# Start of Extracted records

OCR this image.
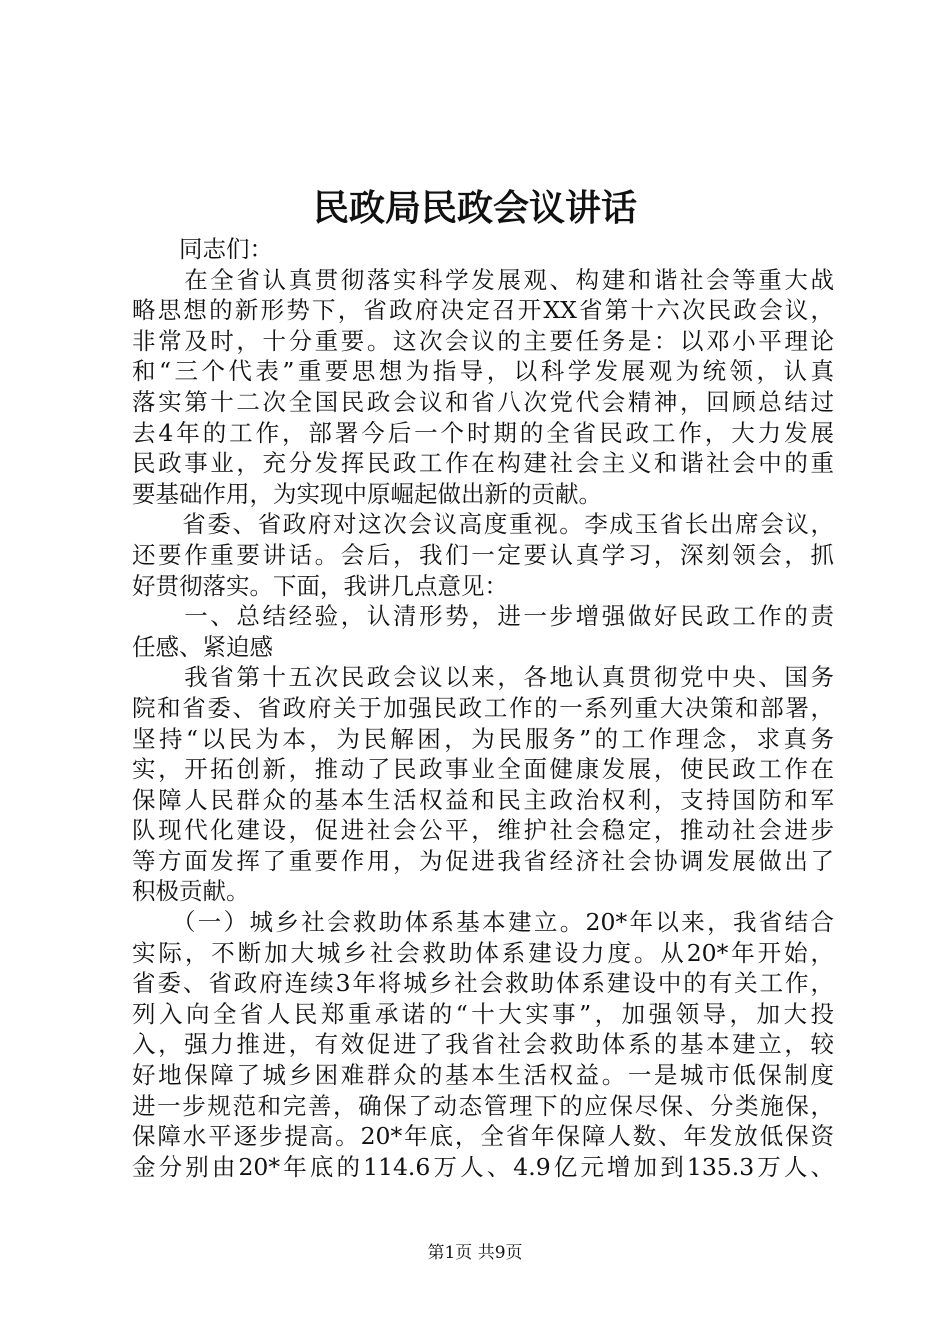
民政局民政会议讲话
　　同志们：
　　在全省认真贯彻落实科学发展观、构建和谐社会等重大战
略思想的新形势下，省政府决定召开XX省第十六次民政会议，
非常及时，十分重要。这次会议的主要任务是：以邓小平理论
和“三个代表”重要思想为指导，以科学发展观为统领，认真
落实第十二次全国民政会议和省八次党代会精神，回顾总结过
去4年的工作，部署今后一个时期的全省民政工作，大力发展
民政事业，充分发挥民政工作在构建社会主义和谐社会中的重
要基础作用，为实现中原崛起做出新的贡献。
　　省委、省政府对这次会议高度重视。李成玉省长出席会议，
还要作重要讲话。会后，我们一定要认真学习，深刻领会，抓
好贯彻落实。下面，我讲几点意见：
　　一、总结经验，认清形势，进一步增强做好民政工作的责
任感、紧迫感
　　我省第十五次民政会议以来，各地认真贯彻党中央、国务
院和省委、省政府关于加强民政工作的一系列重大决策和部署，
坚持“以民为本，为民解困，为民服务”的工作理念，求真务
实，开拓创新，推动了民政事业全面健康发展，使民政工作在
保障人民群众的基本生活权益和民主政治权利，支持国防和军
队现代化建设，促进社会公平，维护社会稳定，推动社会进步
等方面发挥了重要作用，为促进我省经济社会协调发展做出了
积极贡献。
　　（一）城乡社会救助体系基本建立。20*年以来，我省结合
实际，不断加大城乡社会救助体系建设力度。从20*年开始，
省委、省政府连续3年将城乡社会救助体系建设中的有关工作，
列入向全省人民郑重承诺的“十大实事”，加强领导，加大投
入，强力推进，有效促进了我省社会救助体系的基本建立，较
好地保障了城乡困难群众的基本生活权益。一是城市低保制度
进一步规范和完善，确保了动态管理下的应保尽保、分类施保，
保障水平逐步提高。20*年底，全省年保障人数、年发放低保资
金分别由20*年底的114.6万人、4.9亿元增加到135.3万人、
第1页 共9页
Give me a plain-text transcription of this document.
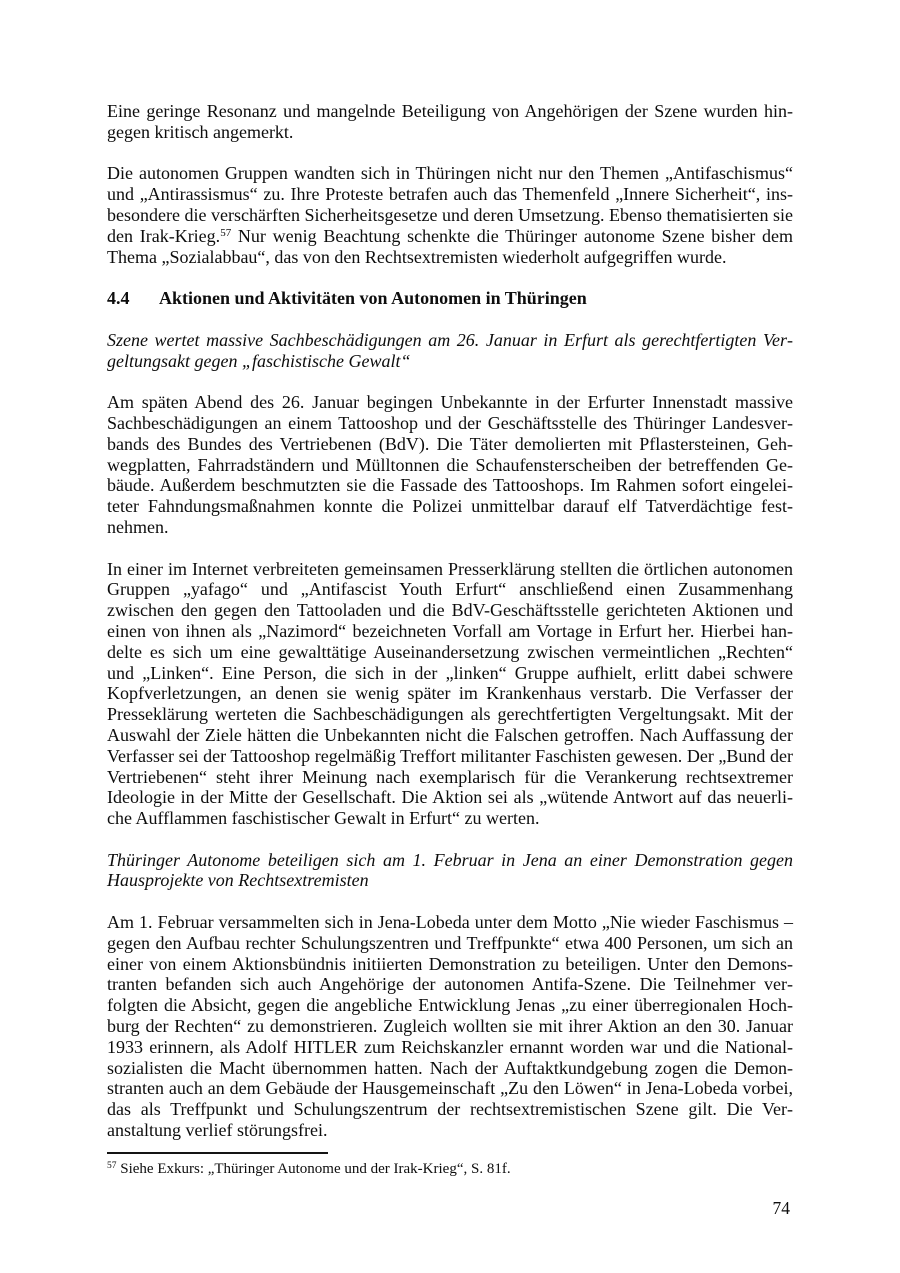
Eine geringe Resonanz und mangelnde Beteiligung von Angehörigen der Szene wurden hingegen kritisch angemerkt.

Die autonomen Gruppen wandten sich in Thüringen nicht nur den Themen „Antifaschismus“ und „Antirassismus“ zu. Ihre Proteste betrafen auch das Themenfeld „Innere Sicherheit“, insbesondere die verschärften Sicherheitsgesetze und deren Umsetzung. Ebenso thematisierten sie den Irak-Krieg.$^{57}$ Nur wenig Beachtung schenkte die Thüringer autonome Szene bisher dem Thema „Sozialabbau“, das von den Rechtsextremisten wiederholt aufgegriffen wurde.

4.4	Aktionen und Aktivitäten von Autonomen in Thüringen

Szene wertet massive Sachbeschädigungen am 26. Januar in Erfurt als gerechtfertigten Vergeltungsakt gegen „faschistische Gewalt“

Am späten Abend des 26. Januar begingen Unbekannte in der Erfurter Innenstadt massive Sachbeschädigungen an einem Tattooshop und der Geschäftsstelle des Thüringer Landesverbands des Bundes des Vertriebenen (BdV). Die Täter demolierten mit Pflastersteinen, Gehwegplatten, Fahrradständern und Mülltonnen die Schaufensterscheiben der betreffenden Gebäude. Außerdem beschmutzten sie die Fassade des Tattooshops. Im Rahmen sofort eingeleiteter Fahndungsmaßnahmen konnte die Polizei unmittelbar darauf elf Tatverdächtige festnehmen.

In einer im Internet verbreiteten gemeinsamen Presserklärung stellten die örtlichen autonomen Gruppen „yafago“ und „Antifascist Youth Erfurt“ anschließend einen Zusammenhang zwischen den gegen den Tattooladen und die BdV-Geschäftsstelle gerichteten Aktionen und einen von ihnen als „Nazimord“ bezeichneten Vorfall am Vortage in Erfurt her. Hierbei handelte es sich um eine gewalttätige Auseinandersetzung zwischen vermeintlichen „Rechten“ und „Linken“. Eine Person, die sich in der „linken“ Gruppe aufhielt, erlitt dabei schwere Kopfverletzungen, an denen sie wenig später im Krankenhaus verstarb. Die Verfasser der Presseklärung werteten die Sachbeschädigungen als gerechtfertigten Vergeltungsakt. Mit der Auswahl der Ziele hätten die Unbekannten nicht die Falschen getroffen. Nach Auffassung der Verfasser sei der Tattooshop regelmäßig Treffort militanter Faschisten gewesen. Der „Bund der Vertriebenen“ steht ihrer Meinung nach exemplarisch für die Verankerung rechtsextremer Ideologie in der Mitte der Gesellschaft. Die Aktion sei als „wütende Antwort auf das neuerliche Aufflammen faschistischer Gewalt in Erfurt“ zu werten.

Thüringer Autonome beteiligen sich am 1. Februar in Jena an einer Demonstration gegen Hausprojekte von Rechtsextremisten

Am 1. Februar versammelten sich in Jena-Lobeda unter dem Motto „Nie wieder Faschismus – gegen den Aufbau rechter Schulungszentren und Treffpunkte“ etwa 400 Personen, um sich an einer von einem Aktionsbündnis initiierten Demonstration zu beteiligen. Unter den Demonstranten befanden sich auch Angehörige der autonomen Antifa-Szene. Die Teilnehmer verfolgten die Absicht, gegen die angebliche Entwicklung Jenas „zu einer überregionalen Hochburg der Rechten“ zu demonstrieren. Zugleich wollten sie mit ihrer Aktion an den 30. Januar 1933 erinnern, als Adolf HITLER zum Reichskanzler ernannt worden war und die Nationalsozialisten die Macht übernommen hatten. Nach der Auftaktkundgebung zogen die Demonstranten auch an dem Gebäude der Hausgemeinschaft „Zu den Löwen“ in Jena-Lobeda vorbei, das als Treffpunkt und Schulungszentrum der rechtsextremistischen Szene gilt. Die Veranstaltung verlief störungsfrei.

$^{57}$ Siehe Exkurs: „Thüringer Autonome und der Irak-Krieg“, S. 81f.

74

# End of Extracted records

§ What you are asked to do: The pictures should not be reproduced; quote all of the other material exactly.

§ Solution for this task:
OCR this image.
民政局民政会议讲话
　　同志们：
　　在全省认真贯彻落实科学发展观、构建和谐社会等重大战
略思想的新形势下，省政府决定召开XX省第十六次民政会议，
非常及时，十分重要。这次会议的主要任务是：以邓小平理论
和“三个代表”重要思想为指导，以科学发展观为统领，认真
落实第十二次全国民政会议和省八次党代会精神，回顾总结过
去4年的工作，部署今后一个时期的全省民政工作，大力发展
民政事业，充分发挥民政工作在构建社会主义和谐社会中的重
要基础作用，为实现中原崛起做出新的贡献。
　　省委、省政府对这次会议高度重视。李成玉省长出席会议，
还要作重要讲话。会后，我们一定要认真学习，深刻领会，抓
好贯彻落实。下面，我讲几点意见：
　　一、总结经验，认清形势，进一步增强做好民政工作的责
任感、紧迫感
　　我省第十五次民政会议以来，各地认真贯彻党中央、国务
院和省委、省政府关于加强民政工作的一系列重大决策和部署，
坚持“以民为本，为民解困，为民服务”的工作理念，求真务
实，开拓创新，推动了民政事业全面健康发展，使民政工作在
保障人民群众的基本生活权益和民主政治权利，支持国防和军
队现代化建设，促进社会公平，维护社会稳定，推动社会进步
等方面发挥了重要作用，为促进我省经济社会协调发展做出了
积极贡献。
　　（一）城乡社会救助体系基本建立。20*年以来，我省结合
实际，不断加大城乡社会救助体系建设力度。从20*年开始，
省委、省政府连续3年将城乡社会救助体系建设中的有关工作，
列入向全省人民郑重承诺的“十大实事”，加强领导，加大投
入，强力推进，有效促进了我省社会救助体系的基本建立，较
好地保障了城乡困难群众的基本生活权益。一是城市低保制度
进一步规范和完善，确保了动态管理下的应保尽保、分类施保，
保障水平逐步提高。20*年底，全省年保障人数、年发放低保资
金分别由20*年底的114.6万人、4.9亿元增加到135.3万人、
第1页 共9页
Give me a plain-text transcription of this document.
Eine geringe Resonanz und mangelnde Beteiligung von Angehörigen der Szene wurden hingegen kritisch angemerkt.

Die autonomen Gruppen wandten sich in Thüringen nicht nur den Themen „Antifaschismus“ und „Antirassismus“ zu. Ihre Proteste betrafen auch das Themenfeld „Innere Sicherheit“, insbesondere die verschärften Sicherheitsgesetze und deren Umsetzung. Ebenso thematisierten sie den Irak-Krieg.$^{57}$ Nur wenig Beachtung schenkte die Thüringer autonome Szene bisher dem Thema „Sozialabbau“, das von den Rechtsextremisten wiederholt aufgegriffen wurde.

4.4	Aktionen und Aktivitäten von Autonomen in Thüringen

Szene wertet massive Sachbeschädigungen am 26. Januar in Erfurt als gerechtfertigten Vergeltungsakt gegen „faschistische Gewalt“

Am späten Abend des 26. Januar begingen Unbekannte in der Erfurter Innenstadt massive Sachbeschädigungen an einem Tattooshop und der Geschäftsstelle des Thüringer Landesverbands des Bundes des Vertriebenen (BdV). Die Täter demolierten mit Pflastersteinen, Gehwegplatten, Fahrradständern und Mülltonnen die Schaufensterscheiben der betreffenden Gebäude. Außerdem beschmutzten sie die Fassade des Tattooshops. Im Rahmen sofort eingeleiteter Fahndungsmaßnahmen konnte die Polizei unmittelbar darauf elf Tatverdächtige festnehmen.

In einer im Internet verbreiteten gemeinsamen Presserklärung stellten die örtlichen autonomen Gruppen „yafago“ und „Antifascist Youth Erfurt“ anschließend einen Zusammenhang zwischen den gegen den Tattooladen und die BdV-Geschäftsstelle gerichteten Aktionen und einen von ihnen als „Nazimord“ bezeichneten Vorfall am Vortage in Erfurt her. Hierbei handelte es sich um eine gewalttätige Auseinandersetzung zwischen vermeintlichen „Rechten“ und „Linken“. Eine Person, die sich in der „linken“ Gruppe aufhielt, erlitt dabei schwere Kopfverletzungen, an denen sie wenig später im Krankenhaus verstarb. Die Verfasser der Presseklärung werteten die Sachbeschädigungen als gerechtfertigten Vergeltungsakt. Mit der Auswahl der Ziele hätten die Unbekannten nicht die Falschen getroffen. Nach Auffassung der Verfasser sei der Tattooshop regelmäßig Treffort militanter Faschisten gewesen. Der „Bund der Vertriebenen“ steht ihrer Meinung nach exemplarisch für die Verankerung rechtsextremer Ideologie in der Mitte der Gesellschaft. Die Aktion sei als „wütende Antwort auf das neuerliche Aufflammen faschistischer Gewalt in Erfurt“ zu werten.

Thüringer Autonome beteiligen sich am 1. Februar in Jena an einer Demonstration gegen Hausprojekte von Rechtsextremisten

Am 1. Februar versammelten sich in Jena-Lobeda unter dem Motto „Nie wieder Faschismus – gegen den Aufbau rechter Schulungszentren und Treffpunkte“ etwa 400 Personen, um sich an einer von einem Aktionsbündnis initiierten Demonstration zu beteiligen. Unter den Demonstranten befanden sich auch Angehörige der autonomen Antifa-Szene. Die Teilnehmer verfolgten die Absicht, gegen die angebliche Entwicklung Jenas „zu einer überregionalen Hochburg der Rechten“ zu demonstrieren. Zugleich wollten sie mit ihrer Aktion an den 30. Januar 1933 erinnern, als Adolf HITLER zum Reichskanzler ernannt worden war und die Nationalsozialisten die Macht übernommen hatten. Nach der Auftaktkundgebung zogen die Demonstranten auch an dem Gebäude der Hausgemeinschaft „Zu den Löwen“ in Jena-Lobeda vorbei, das als Treffpunkt und Schulungszentrum der rechtsextremistischen Szene gilt. Die Veranstaltung verlief störungsfrei.

$^{57}$ Siehe Exkurs: „Thüringer Autonome und der Irak-Krieg“, S. 81f.

74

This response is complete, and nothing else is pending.